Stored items
==============================
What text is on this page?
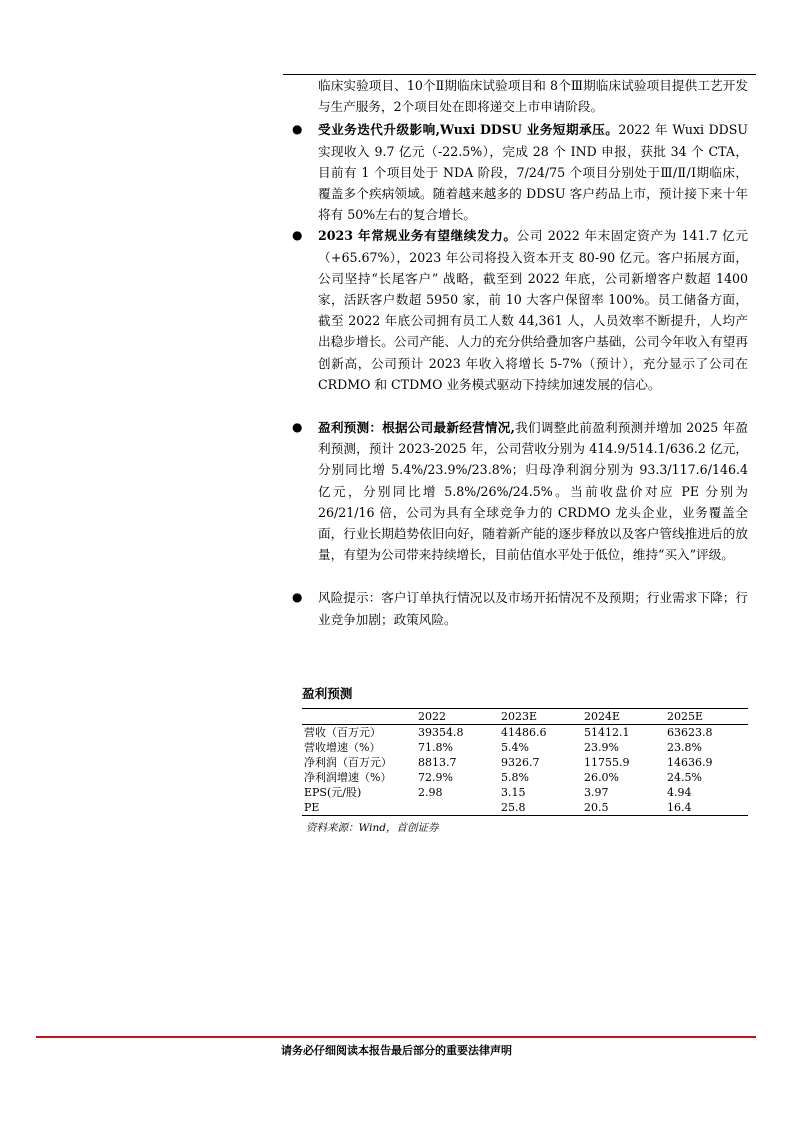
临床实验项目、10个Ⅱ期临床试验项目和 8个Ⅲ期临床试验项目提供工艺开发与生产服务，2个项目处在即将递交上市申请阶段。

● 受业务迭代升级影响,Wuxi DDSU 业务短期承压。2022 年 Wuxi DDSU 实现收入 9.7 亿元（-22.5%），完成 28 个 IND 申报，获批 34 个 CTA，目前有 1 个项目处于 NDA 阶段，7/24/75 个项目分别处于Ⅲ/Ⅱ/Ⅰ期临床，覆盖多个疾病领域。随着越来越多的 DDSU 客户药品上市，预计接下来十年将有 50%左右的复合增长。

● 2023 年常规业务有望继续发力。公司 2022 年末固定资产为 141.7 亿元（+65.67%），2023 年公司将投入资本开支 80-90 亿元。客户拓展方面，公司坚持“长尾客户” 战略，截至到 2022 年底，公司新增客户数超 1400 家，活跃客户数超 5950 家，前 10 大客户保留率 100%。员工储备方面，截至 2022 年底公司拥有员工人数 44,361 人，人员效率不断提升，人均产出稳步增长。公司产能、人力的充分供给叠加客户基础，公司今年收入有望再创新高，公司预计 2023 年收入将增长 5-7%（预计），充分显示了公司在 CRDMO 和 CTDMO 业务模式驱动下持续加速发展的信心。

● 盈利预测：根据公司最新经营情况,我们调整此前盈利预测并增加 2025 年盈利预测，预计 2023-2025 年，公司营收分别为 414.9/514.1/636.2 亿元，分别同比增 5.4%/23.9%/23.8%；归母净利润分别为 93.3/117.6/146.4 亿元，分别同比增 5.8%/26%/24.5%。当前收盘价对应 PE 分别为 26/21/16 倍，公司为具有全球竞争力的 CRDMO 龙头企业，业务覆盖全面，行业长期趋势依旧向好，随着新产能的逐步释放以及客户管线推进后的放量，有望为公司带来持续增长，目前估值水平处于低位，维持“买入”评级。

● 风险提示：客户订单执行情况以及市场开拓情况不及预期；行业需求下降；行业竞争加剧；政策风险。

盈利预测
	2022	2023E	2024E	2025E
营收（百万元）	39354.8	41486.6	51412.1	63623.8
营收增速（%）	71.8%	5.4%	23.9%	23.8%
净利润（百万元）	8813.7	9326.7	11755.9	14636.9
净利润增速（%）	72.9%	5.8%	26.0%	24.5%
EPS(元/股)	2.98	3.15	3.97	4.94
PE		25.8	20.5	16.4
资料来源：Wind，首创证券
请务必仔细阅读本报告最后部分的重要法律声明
==============================
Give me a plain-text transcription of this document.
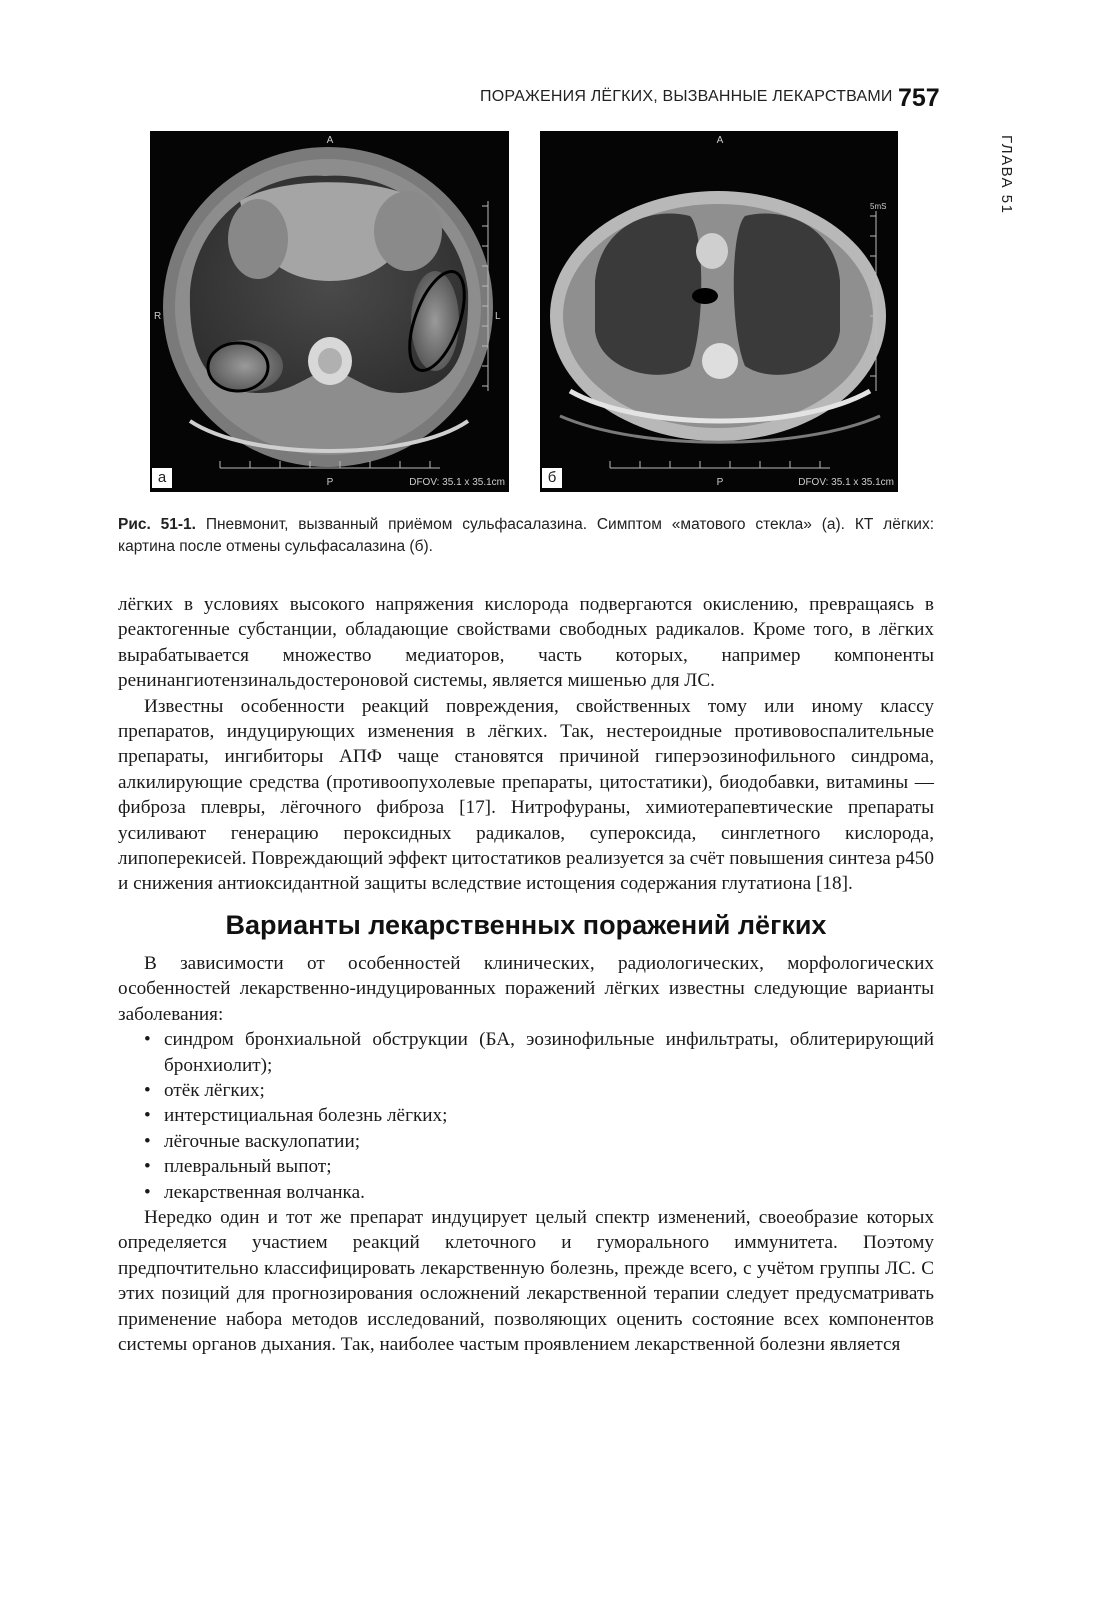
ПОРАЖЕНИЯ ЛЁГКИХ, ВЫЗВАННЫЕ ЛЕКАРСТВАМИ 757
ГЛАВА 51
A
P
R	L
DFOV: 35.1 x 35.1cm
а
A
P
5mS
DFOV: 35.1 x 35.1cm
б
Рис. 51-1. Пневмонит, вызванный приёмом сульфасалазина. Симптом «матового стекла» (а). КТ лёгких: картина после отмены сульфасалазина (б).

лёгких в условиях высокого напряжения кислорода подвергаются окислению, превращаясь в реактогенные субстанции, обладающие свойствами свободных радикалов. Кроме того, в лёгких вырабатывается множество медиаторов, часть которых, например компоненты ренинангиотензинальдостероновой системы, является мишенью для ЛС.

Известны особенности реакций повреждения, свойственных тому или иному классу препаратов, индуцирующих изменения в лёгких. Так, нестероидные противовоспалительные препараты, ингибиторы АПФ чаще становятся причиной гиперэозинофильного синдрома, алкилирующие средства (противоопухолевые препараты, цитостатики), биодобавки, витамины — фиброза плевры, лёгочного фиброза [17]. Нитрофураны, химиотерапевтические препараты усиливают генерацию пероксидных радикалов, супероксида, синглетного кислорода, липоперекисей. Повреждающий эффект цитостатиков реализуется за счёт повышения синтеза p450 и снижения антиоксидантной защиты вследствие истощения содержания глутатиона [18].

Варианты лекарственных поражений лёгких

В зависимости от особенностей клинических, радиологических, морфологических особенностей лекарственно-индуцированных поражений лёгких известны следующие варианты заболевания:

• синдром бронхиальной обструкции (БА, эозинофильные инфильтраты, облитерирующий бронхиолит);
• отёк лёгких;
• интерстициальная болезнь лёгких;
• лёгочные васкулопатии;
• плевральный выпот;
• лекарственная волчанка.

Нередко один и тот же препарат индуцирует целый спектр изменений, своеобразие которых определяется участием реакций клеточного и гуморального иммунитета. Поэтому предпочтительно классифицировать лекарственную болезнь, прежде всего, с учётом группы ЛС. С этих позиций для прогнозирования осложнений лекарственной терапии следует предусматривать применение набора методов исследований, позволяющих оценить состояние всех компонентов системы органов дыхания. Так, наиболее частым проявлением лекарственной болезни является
==============================
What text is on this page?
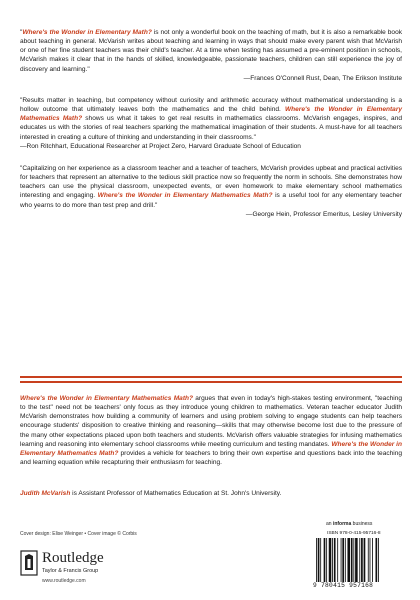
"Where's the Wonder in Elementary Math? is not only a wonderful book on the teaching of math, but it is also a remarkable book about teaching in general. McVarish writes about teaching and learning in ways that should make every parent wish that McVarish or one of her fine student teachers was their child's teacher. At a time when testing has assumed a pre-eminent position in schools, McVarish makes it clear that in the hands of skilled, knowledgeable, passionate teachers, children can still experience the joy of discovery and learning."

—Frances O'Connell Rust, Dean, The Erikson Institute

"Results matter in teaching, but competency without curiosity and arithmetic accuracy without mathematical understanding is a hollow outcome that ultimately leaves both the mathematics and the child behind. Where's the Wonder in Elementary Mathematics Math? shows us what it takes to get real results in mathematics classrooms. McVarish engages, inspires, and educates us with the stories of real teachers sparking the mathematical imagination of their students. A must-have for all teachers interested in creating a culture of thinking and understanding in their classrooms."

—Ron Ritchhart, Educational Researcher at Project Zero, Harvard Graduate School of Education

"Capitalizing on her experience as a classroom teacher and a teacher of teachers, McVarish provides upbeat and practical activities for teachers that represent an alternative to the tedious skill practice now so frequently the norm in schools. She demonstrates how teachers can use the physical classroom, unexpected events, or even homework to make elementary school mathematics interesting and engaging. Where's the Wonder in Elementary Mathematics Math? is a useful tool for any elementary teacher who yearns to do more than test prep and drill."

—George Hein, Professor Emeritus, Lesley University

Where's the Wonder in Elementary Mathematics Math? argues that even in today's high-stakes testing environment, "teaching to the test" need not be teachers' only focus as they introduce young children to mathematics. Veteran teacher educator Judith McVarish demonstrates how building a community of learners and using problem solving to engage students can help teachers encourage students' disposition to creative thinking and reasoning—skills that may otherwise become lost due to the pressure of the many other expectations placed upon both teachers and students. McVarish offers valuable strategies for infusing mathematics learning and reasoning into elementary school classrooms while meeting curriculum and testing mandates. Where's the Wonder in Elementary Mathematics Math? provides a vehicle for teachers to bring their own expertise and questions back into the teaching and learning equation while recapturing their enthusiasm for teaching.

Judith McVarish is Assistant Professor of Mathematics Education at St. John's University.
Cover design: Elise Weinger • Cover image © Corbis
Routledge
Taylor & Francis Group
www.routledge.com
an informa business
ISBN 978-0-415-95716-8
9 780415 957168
==============================
▶ TASK DETAILS
Report how many lines of the listing hold the string "Professor", giving only the number.

▶ EXERCISE ANSWER
2